> [Problem description]: Lines containing the word "muestra" need to be counted. Please reply with how many there are, and nothing else.
[Exercise inputs start]
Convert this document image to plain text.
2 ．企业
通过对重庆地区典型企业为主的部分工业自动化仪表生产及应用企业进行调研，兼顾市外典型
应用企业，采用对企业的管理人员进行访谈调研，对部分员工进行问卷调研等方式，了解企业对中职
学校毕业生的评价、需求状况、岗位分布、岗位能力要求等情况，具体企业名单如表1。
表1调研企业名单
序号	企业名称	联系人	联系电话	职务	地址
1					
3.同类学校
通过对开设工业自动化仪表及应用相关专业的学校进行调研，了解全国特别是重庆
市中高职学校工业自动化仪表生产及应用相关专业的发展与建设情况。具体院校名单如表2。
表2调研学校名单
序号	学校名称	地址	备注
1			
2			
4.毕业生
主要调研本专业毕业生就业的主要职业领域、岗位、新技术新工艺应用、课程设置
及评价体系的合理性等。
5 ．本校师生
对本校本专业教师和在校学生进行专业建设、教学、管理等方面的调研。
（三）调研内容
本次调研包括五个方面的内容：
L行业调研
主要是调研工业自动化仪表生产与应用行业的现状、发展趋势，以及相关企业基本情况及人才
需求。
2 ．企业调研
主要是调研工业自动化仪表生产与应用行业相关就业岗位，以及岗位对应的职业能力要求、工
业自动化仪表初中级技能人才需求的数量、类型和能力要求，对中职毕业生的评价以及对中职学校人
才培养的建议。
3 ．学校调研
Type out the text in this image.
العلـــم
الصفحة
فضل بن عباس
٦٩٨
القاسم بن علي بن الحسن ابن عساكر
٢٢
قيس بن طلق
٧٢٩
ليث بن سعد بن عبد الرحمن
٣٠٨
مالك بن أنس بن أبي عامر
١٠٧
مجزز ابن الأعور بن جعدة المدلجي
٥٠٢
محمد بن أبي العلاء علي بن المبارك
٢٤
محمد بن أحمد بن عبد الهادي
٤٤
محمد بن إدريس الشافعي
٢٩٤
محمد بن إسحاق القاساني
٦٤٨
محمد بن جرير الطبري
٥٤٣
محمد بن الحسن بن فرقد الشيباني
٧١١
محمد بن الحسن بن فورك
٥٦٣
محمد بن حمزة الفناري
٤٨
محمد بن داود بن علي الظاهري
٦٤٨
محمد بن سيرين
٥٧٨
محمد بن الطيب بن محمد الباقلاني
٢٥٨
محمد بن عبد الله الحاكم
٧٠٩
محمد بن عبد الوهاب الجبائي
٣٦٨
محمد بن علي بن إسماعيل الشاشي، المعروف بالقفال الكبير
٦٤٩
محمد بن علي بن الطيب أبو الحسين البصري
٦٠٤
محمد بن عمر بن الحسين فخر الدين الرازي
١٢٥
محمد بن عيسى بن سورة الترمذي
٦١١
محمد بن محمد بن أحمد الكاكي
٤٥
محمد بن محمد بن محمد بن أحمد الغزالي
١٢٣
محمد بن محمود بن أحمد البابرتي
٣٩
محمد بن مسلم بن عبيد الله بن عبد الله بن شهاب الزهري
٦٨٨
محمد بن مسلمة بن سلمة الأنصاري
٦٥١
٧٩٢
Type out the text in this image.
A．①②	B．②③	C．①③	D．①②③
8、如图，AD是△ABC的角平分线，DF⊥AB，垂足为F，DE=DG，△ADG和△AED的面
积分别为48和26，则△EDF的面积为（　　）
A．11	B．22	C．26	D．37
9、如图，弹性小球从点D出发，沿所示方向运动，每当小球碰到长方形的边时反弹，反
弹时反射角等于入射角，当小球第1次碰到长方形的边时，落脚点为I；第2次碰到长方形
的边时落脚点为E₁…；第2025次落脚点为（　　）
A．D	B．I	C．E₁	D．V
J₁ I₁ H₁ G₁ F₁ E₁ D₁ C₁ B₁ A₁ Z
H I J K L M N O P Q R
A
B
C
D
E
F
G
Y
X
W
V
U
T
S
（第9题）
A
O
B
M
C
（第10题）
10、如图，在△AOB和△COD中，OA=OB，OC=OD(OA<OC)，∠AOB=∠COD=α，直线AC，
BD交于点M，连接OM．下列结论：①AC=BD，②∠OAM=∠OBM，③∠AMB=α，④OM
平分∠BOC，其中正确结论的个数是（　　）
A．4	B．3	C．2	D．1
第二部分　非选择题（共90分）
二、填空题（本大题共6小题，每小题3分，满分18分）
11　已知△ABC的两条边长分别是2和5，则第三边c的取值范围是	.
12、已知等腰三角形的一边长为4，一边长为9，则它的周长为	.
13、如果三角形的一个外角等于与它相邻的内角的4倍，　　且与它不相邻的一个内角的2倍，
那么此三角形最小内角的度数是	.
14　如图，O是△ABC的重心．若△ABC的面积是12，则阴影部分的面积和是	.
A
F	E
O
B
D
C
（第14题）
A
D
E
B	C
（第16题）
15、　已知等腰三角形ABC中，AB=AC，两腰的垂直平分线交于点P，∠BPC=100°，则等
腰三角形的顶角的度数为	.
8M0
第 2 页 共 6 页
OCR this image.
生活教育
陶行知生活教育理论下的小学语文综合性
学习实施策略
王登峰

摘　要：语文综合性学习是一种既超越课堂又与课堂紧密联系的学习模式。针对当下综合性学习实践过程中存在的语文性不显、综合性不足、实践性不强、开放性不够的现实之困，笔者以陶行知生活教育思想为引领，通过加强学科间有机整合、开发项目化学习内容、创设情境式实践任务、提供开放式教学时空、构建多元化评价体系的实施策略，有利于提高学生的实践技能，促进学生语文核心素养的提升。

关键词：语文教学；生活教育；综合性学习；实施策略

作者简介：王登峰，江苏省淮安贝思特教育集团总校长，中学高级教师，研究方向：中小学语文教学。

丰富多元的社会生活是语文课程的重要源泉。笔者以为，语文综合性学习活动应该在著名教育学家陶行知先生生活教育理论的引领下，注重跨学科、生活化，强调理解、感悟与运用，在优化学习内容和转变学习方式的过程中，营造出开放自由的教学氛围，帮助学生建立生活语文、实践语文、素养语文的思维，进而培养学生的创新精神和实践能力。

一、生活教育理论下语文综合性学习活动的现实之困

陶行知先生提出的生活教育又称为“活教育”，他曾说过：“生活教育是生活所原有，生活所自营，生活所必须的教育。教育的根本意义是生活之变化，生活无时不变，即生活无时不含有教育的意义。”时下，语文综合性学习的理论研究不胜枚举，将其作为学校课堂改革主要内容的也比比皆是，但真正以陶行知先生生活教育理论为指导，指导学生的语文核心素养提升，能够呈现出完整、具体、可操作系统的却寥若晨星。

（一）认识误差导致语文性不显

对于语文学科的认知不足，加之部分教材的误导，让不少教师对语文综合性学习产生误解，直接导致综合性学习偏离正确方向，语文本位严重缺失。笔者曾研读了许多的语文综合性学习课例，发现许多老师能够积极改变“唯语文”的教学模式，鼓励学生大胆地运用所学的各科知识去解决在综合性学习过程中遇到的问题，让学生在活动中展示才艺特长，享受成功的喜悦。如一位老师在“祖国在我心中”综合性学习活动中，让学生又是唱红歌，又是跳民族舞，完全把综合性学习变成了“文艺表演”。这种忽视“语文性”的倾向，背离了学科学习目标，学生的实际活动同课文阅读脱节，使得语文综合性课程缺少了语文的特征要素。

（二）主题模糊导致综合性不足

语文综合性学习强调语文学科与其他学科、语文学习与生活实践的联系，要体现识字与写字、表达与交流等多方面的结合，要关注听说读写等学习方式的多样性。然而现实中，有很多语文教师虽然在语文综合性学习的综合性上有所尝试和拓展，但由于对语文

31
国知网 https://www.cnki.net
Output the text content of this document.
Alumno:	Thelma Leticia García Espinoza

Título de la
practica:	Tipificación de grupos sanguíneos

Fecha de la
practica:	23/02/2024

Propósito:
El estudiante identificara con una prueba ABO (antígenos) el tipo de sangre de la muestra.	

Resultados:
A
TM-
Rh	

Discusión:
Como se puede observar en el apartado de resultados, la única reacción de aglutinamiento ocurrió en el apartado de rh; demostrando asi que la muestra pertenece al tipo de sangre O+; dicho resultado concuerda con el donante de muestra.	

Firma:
[Exercise inputs end]
> [Result]: 2